All entries must be repeated exactly; do not include the pictures.

----

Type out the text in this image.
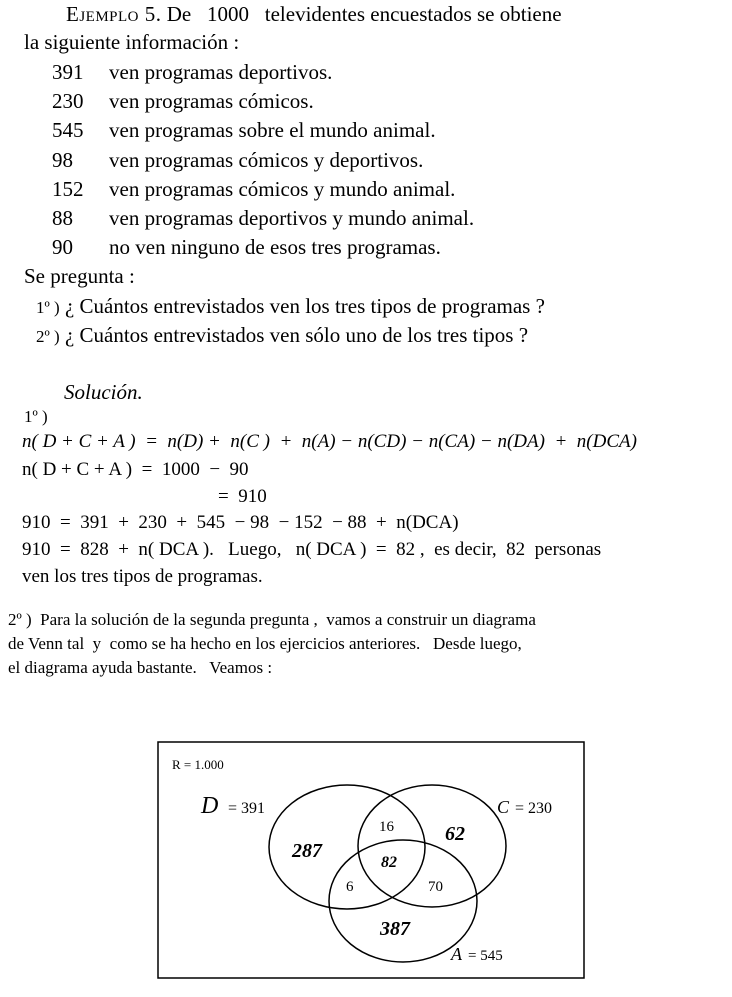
Ejemplo 5. De   1000   televidentes encuestados se obtiene
la siguiente información :
391 ven programas deportivos.
230 ven programas cómicos.
545 ven programas sobre el mundo animal.
98 ven programas cómicos y deportivos.
152 ven programas cómicos y mundo animal.
88 ven programas deportivos y mundo animal.
90 no ven ninguno de esos tres programas.
Se pregunta :
1º ) ¿ Cuántos entrevistados ven los tres tipos de programas ?
2º ) ¿ Cuántos entrevistados ven sólo uno de los tres tipos ?
Solución.
1º )
n( D + C + A )  =  n(D) +  n(C )  +  n(A) − n(CD) − n(CA) − n(DA)  +  n(DCA)
n( D + C + A )  =  1000  −  90
=  910
910  =  391  +  230  +  545  − 98  − 152  − 88  +  n(DCA)
910  =  828  +  n( DCA ).   Luego,   n( DCA )  =  82 ,  es decir,  82  personas
ven los tres tipos de programas.
2º )  Para la solución de la segunda pregunta ,  vamos a construir un diagrama
de Venn tal  y  como se ha hecho en los ejercicios anteriores.   Desde luego,
el diagrama ayuda bastante.   Veamos :
R = 1.000
D = 391	C = 230
A = 545
287
62
387
16
6	70
82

----

▶ **Exercise output**
Type out the text in this image.
Ejemplo 5. De   1000   televidentes encuestados se obtiene
la siguiente información :
391 ven programas deportivos.
230 ven programas cómicos.
545 ven programas sobre el mundo animal.
98 ven programas cómicos y deportivos.
152 ven programas cómicos y mundo animal.
88 ven programas deportivos y mundo animal.
90 no ven ninguno de esos tres programas.
Se pregunta :
1º ) ¿ Cuántos entrevistados ven los tres tipos de programas ?
2º ) ¿ Cuántos entrevistados ven sólo uno de los tres tipos ?
Solución.
1º )
n( D + C + A )  =  n(D) +  n(C )  +  n(A) − n(CD) − n(CA) − n(DA)  +  n(DCA)
n( D + C + A )  =  1000  −  90
=  910
910  =  391  +  230  +  545  − 98  − 152  − 88  +  n(DCA)
910  =  828  +  n( DCA ).   Luego,   n( DCA )  =  82 ,  es decir,  82  personas
ven los tres tipos de programas.
2º )  Para la solución de la segunda pregunta ,  vamos a construir un diagrama
de Venn tal  y  como se ha hecho en los ejercicios anteriores.   Desde luego,
el diagrama ayuda bastante.   Veamos :
R = 1.000
D = 391	C = 230
A = 545
287
62
387
16
6	70
82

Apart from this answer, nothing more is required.